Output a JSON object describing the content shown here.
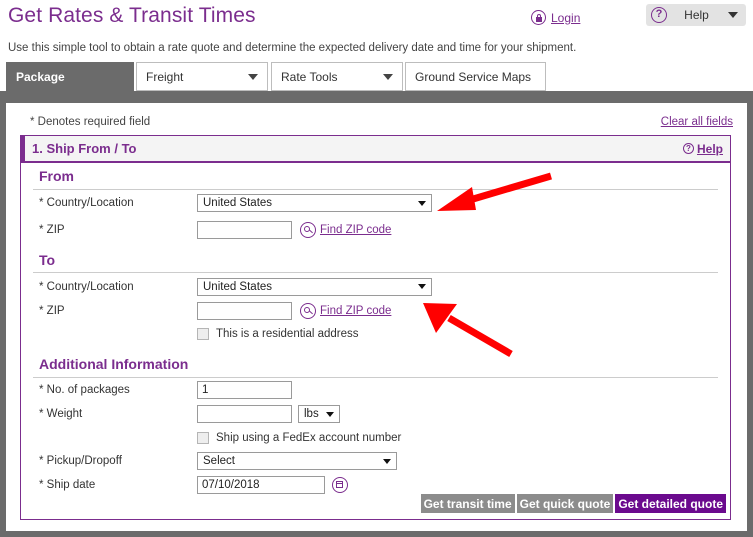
{
  "header": {
    "title": "Get Rates & Transit Times",
    "subtitle": "Use this simple tool to obtain a rate quote and determine the expected delivery date and time for your shipment.",
    "login_label": "Login",
    "login_icon": "lock-icon",
    "help_label": "Help",
    "help_icon": "question-circle-icon",
    "help_caret_icon": "chevron-down-icon"
  },
  "tabs": [
    {
      "label": "Package",
      "active": true,
      "has_caret": false
    },
    {
      "label": "Freight",
      "active": false,
      "has_caret": true
    },
    {
      "label": "Rate Tools",
      "active": false,
      "has_caret": true
    },
    {
      "label": "Ground Service Maps",
      "active": false,
      "has_caret": false
    }
  ],
  "form": {
    "required_note": "* Denotes required field",
    "clear_all_label": "Clear all fields",
    "section": {
      "title": "1. Ship From / To",
      "help_label": "Help",
      "help_icon": "question-circle-icon"
    },
    "from": {
      "group_title": "From",
      "country_label": "* Country/Location",
      "country_value": "United States",
      "zip_label": "* ZIP",
      "zip_value": "",
      "find_zip_label": "Find ZIP code",
      "find_zip_icon": "magnifier-icon"
    },
    "to": {
      "group_title": "To",
      "country_label": "* Country/Location",
      "country_value": "United States",
      "zip_label": "* ZIP",
      "zip_value": "",
      "find_zip_label": "Find ZIP code",
      "find_zip_icon": "magnifier-icon",
      "residential_label": "This is a residential address",
      "residential_checked": false
    },
    "additional": {
      "group_title": "Additional Information",
      "packages_label": "* No. of packages",
      "packages_value": "1",
      "weight_label": "* Weight",
      "weight_value": "",
      "weight_unit": "lbs",
      "account_label": "Ship using a FedEx account number",
      "account_checked": false,
      "pickup_label": "* Pickup/Dropoff",
      "pickup_value": "Select",
      "shipdate_label": "* Ship date",
      "shipdate_value": "07/10/2018",
      "calendar_icon": "calendar-icon"
    },
    "buttons": {
      "transit_label": "Get transit time",
      "quick_label": "Get quick quote",
      "detailed_label": "Get detailed quote"
    }
  },
  "annotations": {
    "arrow_color": "#ff0000",
    "arrows": [
      {
        "name": "arrow-from-country",
        "target": "from-country-select"
      },
      {
        "name": "arrow-to-zip",
        "target": "to-zip-row"
      }
    ]
  },
  "colors": {
    "brand_purple": "#7b2d8e",
    "primary_button": "#6b0a8e",
    "tab_active": "#6b6b6b"
  }
}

*WORK INSTRUCTIONS*
Repeat all of the data above word for word, minus the pictures.

*FULL SOLUTION*
Output a JSON object describing the content shown here.
{
  "header": {
    "title": "Get Rates & Transit Times",
    "subtitle": "Use this simple tool to obtain a rate quote and determine the expected delivery date and time for your shipment.",
    "login_label": "Login",
    "login_icon": "lock-icon",
    "help_label": "Help",
    "help_icon": "question-circle-icon",
    "help_caret_icon": "chevron-down-icon"
  },
  "tabs": [
    {
      "label": "Package",
      "active": true,
      "has_caret": false
    },
    {
      "label": "Freight",
      "active": false,
      "has_caret": true
    },
    {
      "label": "Rate Tools",
      "active": false,
      "has_caret": true
    },
    {
      "label": "Ground Service Maps",
      "active": false,
      "has_caret": false
    }
  ],
  "form": {
    "required_note": "* Denotes required field",
    "clear_all_label": "Clear all fields",
    "section": {
      "title": "1. Ship From / To",
      "help_label": "Help",
      "help_icon": "question-circle-icon"
    },
    "from": {
      "group_title": "From",
      "country_label": "* Country/Location",
      "country_value": "United States",
      "zip_label": "* ZIP",
      "zip_value": "",
      "find_zip_label": "Find ZIP code",
      "find_zip_icon": "magnifier-icon"
    },
    "to": {
      "group_title": "To",
      "country_label": "* Country/Location",
      "country_value": "United States",
      "zip_label": "* ZIP",
      "zip_value": "",
      "find_zip_label": "Find ZIP code",
      "find_zip_icon": "magnifier-icon",
      "residential_label": "This is a residential address",
      "residential_checked": false
    },
    "additional": {
      "group_title": "Additional Information",
      "packages_label": "* No. of packages",
      "packages_value": "1",
      "weight_label": "* Weight",
      "weight_value": "",
      "weight_unit": "lbs",
      "account_label": "Ship using a FedEx account number",
      "account_checked": false,
      "pickup_label": "* Pickup/Dropoff",
      "pickup_value": "Select",
      "shipdate_label": "* Ship date",
      "shipdate_value": "07/10/2018",
      "calendar_icon": "calendar-icon"
    },
    "buttons": {
      "transit_label": "Get transit time",
      "quick_label": "Get quick quote",
      "detailed_label": "Get detailed quote"
    }
  },
  "annotations": {
    "arrow_color": "#ff0000",
    "arrows": [
      {
        "name": "arrow-from-country",
        "target": "from-country-select"
      },
      {
        "name": "arrow-to-zip",
        "target": "to-zip-row"
      }
    ]
  },
  "colors": {
    "brand_purple": "#7b2d8e",
    "primary_button": "#6b0a8e",
    "tab_active": "#6b6b6b"
  }
}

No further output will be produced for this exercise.